PROBLEM DETAILS:
Copy out all of the entries below line for line, leaving every character unchanged.

[Region and label listings]
···

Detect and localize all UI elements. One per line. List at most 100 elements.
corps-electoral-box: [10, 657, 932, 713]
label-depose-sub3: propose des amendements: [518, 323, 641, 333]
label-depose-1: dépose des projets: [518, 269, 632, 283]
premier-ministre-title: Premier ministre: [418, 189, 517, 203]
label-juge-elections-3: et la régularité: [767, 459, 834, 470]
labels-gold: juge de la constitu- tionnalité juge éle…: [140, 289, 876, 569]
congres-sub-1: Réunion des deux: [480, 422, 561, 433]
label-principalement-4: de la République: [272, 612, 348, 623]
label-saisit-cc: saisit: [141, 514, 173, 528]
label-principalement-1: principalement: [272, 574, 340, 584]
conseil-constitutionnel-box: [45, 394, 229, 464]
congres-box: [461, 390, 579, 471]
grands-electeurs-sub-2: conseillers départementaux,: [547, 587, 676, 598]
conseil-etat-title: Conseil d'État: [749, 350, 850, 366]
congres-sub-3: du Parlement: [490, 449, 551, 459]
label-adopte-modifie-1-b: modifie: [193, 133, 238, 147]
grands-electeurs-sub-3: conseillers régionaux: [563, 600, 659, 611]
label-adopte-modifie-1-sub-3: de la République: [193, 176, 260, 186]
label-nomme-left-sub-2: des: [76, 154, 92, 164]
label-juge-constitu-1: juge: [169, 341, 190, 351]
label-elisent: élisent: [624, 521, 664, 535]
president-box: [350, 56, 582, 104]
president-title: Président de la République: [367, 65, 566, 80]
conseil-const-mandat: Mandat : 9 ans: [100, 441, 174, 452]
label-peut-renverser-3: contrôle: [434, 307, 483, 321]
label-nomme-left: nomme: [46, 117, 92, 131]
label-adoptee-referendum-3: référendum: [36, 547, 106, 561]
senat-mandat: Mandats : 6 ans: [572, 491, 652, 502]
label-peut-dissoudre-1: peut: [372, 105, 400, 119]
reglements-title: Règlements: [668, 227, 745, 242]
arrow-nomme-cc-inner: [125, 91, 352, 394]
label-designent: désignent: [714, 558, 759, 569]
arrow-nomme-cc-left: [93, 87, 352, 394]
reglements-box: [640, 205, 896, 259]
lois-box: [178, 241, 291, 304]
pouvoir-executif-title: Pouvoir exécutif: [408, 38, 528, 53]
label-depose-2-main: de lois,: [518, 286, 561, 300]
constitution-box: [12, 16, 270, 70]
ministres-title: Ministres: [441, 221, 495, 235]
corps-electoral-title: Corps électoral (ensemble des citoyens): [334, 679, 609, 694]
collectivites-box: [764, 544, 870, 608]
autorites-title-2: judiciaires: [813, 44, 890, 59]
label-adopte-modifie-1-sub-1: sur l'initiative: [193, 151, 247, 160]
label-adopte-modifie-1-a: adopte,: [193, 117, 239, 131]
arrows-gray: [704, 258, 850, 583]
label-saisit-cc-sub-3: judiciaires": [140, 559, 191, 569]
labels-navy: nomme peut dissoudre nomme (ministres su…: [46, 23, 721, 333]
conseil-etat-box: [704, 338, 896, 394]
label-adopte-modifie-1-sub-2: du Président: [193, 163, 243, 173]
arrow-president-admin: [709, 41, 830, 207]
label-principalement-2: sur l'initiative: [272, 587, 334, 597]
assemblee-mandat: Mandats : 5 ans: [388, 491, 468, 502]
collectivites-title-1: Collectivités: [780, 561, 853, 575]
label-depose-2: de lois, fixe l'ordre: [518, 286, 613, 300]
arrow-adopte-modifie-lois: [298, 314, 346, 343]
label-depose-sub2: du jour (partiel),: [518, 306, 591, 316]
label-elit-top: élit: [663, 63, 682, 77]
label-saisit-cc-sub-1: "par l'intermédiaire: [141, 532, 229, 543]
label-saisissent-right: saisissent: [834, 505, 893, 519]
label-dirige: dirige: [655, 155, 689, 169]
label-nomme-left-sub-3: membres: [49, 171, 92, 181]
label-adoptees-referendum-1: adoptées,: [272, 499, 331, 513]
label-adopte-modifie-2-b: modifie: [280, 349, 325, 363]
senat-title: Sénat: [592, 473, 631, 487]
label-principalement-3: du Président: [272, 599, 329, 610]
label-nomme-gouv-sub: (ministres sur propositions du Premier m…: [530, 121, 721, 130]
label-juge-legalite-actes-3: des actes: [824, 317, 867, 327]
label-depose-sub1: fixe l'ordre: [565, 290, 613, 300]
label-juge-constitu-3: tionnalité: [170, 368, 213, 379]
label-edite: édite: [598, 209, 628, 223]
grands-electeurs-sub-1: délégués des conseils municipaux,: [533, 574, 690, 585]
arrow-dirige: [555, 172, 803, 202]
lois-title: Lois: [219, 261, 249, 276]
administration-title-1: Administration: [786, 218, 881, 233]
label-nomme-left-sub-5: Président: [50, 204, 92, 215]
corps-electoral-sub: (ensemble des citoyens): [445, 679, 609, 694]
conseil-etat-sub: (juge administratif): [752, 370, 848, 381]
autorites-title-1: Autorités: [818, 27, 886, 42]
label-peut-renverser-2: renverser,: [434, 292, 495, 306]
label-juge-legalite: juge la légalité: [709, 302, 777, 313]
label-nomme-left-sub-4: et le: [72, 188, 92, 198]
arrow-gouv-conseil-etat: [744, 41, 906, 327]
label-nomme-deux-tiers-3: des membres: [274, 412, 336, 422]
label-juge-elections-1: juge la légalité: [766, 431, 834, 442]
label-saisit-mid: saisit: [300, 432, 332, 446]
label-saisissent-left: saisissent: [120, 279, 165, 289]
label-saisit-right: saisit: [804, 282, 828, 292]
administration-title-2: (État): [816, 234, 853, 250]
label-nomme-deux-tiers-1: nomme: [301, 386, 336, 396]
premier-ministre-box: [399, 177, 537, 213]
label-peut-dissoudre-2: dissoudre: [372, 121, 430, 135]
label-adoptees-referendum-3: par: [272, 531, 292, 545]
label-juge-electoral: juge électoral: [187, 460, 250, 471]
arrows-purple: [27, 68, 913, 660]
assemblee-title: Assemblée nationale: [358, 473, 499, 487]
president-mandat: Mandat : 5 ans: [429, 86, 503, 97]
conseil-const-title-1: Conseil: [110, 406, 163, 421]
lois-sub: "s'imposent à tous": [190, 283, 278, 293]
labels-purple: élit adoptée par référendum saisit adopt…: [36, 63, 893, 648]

···

ANSWER TO THIS EXERCISE:
Detect and localize all UI elements. One per line. List at most 100 elements.
corps-electoral-box: [10, 657, 932, 713]
label-depose-sub3: propose des amendements: [518, 323, 641, 333]
label-depose-1: dépose des projets: [518, 269, 632, 283]
premier-ministre-title: Premier ministre: [418, 189, 517, 203]
label-juge-elections-3: et la régularité: [767, 459, 834, 470]
labels-gold: juge de la constitu- tionnalité juge éle…: [140, 289, 876, 569]
congres-sub-1: Réunion des deux: [480, 422, 561, 433]
label-principalement-4: de la République: [272, 612, 348, 623]
label-saisit-cc: saisit: [141, 514, 173, 528]
label-principalement-1: principalement: [272, 574, 340, 584]
conseil-constitutionnel-box: [45, 394, 229, 464]
congres-box: [461, 390, 579, 471]
grands-electeurs-sub-2: conseillers départementaux,: [547, 587, 676, 598]
conseil-etat-title: Conseil d'État: [749, 350, 850, 366]
congres-sub-3: du Parlement: [490, 449, 551, 459]
label-adopte-modifie-1-b: modifie: [193, 133, 238, 147]
grands-electeurs-sub-3: conseillers régionaux: [563, 600, 659, 611]
label-adopte-modifie-1-sub-3: de la République: [193, 176, 260, 186]
label-nomme-left-sub-2: des: [76, 154, 92, 164]
label-juge-constitu-1: juge: [169, 341, 190, 351]
label-elisent: élisent: [624, 521, 664, 535]
president-box: [350, 56, 582, 104]
president-title: Président de la République: [367, 65, 566, 80]
conseil-const-mandat: Mandat : 9 ans: [100, 441, 174, 452]
label-peut-renverser-3: contrôle: [434, 307, 483, 321]
label-nomme-left: nomme: [46, 117, 92, 131]
label-adoptee-referendum-3: référendum: [36, 547, 106, 561]
senat-mandat: Mandats : 6 ans: [572, 491, 652, 502]
label-peut-dissoudre-1: peut: [372, 105, 400, 119]
reglements-title: Règlements: [668, 227, 745, 242]
arrow-nomme-cc-inner: [125, 91, 352, 394]
label-designent: désignent: [714, 558, 759, 569]
arrow-nomme-cc-left: [93, 87, 352, 394]
reglements-box: [640, 205, 896, 259]
lois-box: [178, 241, 291, 304]
pouvoir-executif-title: Pouvoir exécutif: [408, 38, 528, 53]
label-depose-2-main: de lois,: [518, 286, 561, 300]
constitution-box: [12, 16, 270, 70]
ministres-title: Ministres: [441, 221, 495, 235]
corps-electoral-title: Corps électoral (ensemble des citoyens): [334, 679, 609, 694]
collectivites-box: [764, 544, 870, 608]
autorites-title-2: judiciaires: [813, 44, 890, 59]
label-adopte-modifie-1-sub-1: sur l'initiative: [193, 151, 247, 160]
label-adopte-modifie-1-a: adopte,: [193, 117, 239, 131]
arrows-gray: [704, 258, 850, 583]
label-saisit-cc-sub-3: judiciaires": [140, 559, 191, 569]
labels-navy: nomme peut dissoudre nomme (ministres su…: [46, 23, 721, 333]
conseil-etat-box: [704, 338, 896, 394]
label-adopte-modifie-1-sub-2: du Président: [193, 163, 243, 173]
arrow-president-admin: [709, 41, 830, 207]
label-principalement-2: sur l'initiative: [272, 587, 334, 597]
assemblee-mandat: Mandats : 5 ans: [388, 491, 468, 502]
collectivites-title-1: Collectivités: [780, 561, 853, 575]
label-depose-2: de lois, fixe l'ordre: [518, 286, 613, 300]
arrow-adopte-modifie-lois: [298, 314, 346, 343]
label-depose-sub2: du jour (partiel),: [518, 306, 591, 316]
label-elit-top: élit: [663, 63, 682, 77]
label-saisit-cc-sub-1: "par l'intermédiaire: [141, 532, 229, 543]
label-saisissent-right: saisissent: [834, 505, 893, 519]
label-dirige: dirige: [655, 155, 689, 169]
label-nomme-left-sub-3: membres: [49, 171, 92, 181]
label-adoptees-referendum-1: adoptées,: [272, 499, 331, 513]
label-adopte-modifie-2-b: modifie: [280, 349, 325, 363]
senat-title: Sénat: [592, 473, 631, 487]
label-principalement-3: du Président: [272, 599, 329, 610]
label-nomme-gouv-sub: (ministres sur propositions du Premier m…: [530, 121, 721, 130]
label-juge-legalite-actes-3: des actes: [824, 317, 867, 327]
label-depose-sub1: fixe l'ordre: [565, 290, 613, 300]
label-juge-constitu-3: tionnalité: [170, 368, 213, 379]
label-edite: édite: [598, 209, 628, 223]
grands-electeurs-sub-1: délégués des conseils municipaux,: [533, 574, 690, 585]
arrow-dirige: [555, 172, 803, 202]
lois-title: Lois: [219, 261, 249, 276]
administration-title-1: Administration: [786, 218, 881, 233]
label-nomme-left-sub-5: Président: [50, 204, 92, 215]
corps-electoral-sub: (ensemble des citoyens): [445, 679, 609, 694]
conseil-etat-sub: (juge administratif): [752, 370, 848, 381]
autorites-title-1: Autorités: [818, 27, 886, 42]
label-peut-renverser-2: renverser,: [434, 292, 495, 306]
label-juge-legalite: juge la légalité: [709, 302, 777, 313]
label-nomme-left-sub-4: et le: [72, 188, 92, 198]
arrow-gouv-conseil-etat: [744, 41, 906, 327]
label-nomme-deux-tiers-3: des membres: [274, 412, 336, 422]
label-juge-elections-1: juge la légalité: [766, 431, 834, 442]
label-saisit-mid: saisit: [300, 432, 332, 446]
label-saisissent-left: saisissent: [120, 279, 165, 289]
label-saisit-right: saisit: [804, 282, 828, 292]
administration-title-2: (État): [816, 234, 853, 250]
label-nomme-deux-tiers-1: nomme: [301, 386, 336, 396]
premier-ministre-box: [399, 177, 537, 213]
label-peut-dissoudre-2: dissoudre: [372, 121, 430, 135]
label-adoptees-referendum-3: par: [272, 531, 292, 545]
label-juge-electoral: juge électoral: [187, 460, 250, 471]
arrows-purple: [27, 68, 913, 660]
assemblee-title: Assemblée nationale: [358, 473, 499, 487]
president-mandat: Mandat : 5 ans: [429, 86, 503, 97]
conseil-const-title-1: Conseil: [110, 406, 163, 421]
lois-sub: "s'imposent à tous": [190, 283, 278, 293]
labels-purple: élit adoptée par référendum saisit adopt…: [36, 63, 893, 648]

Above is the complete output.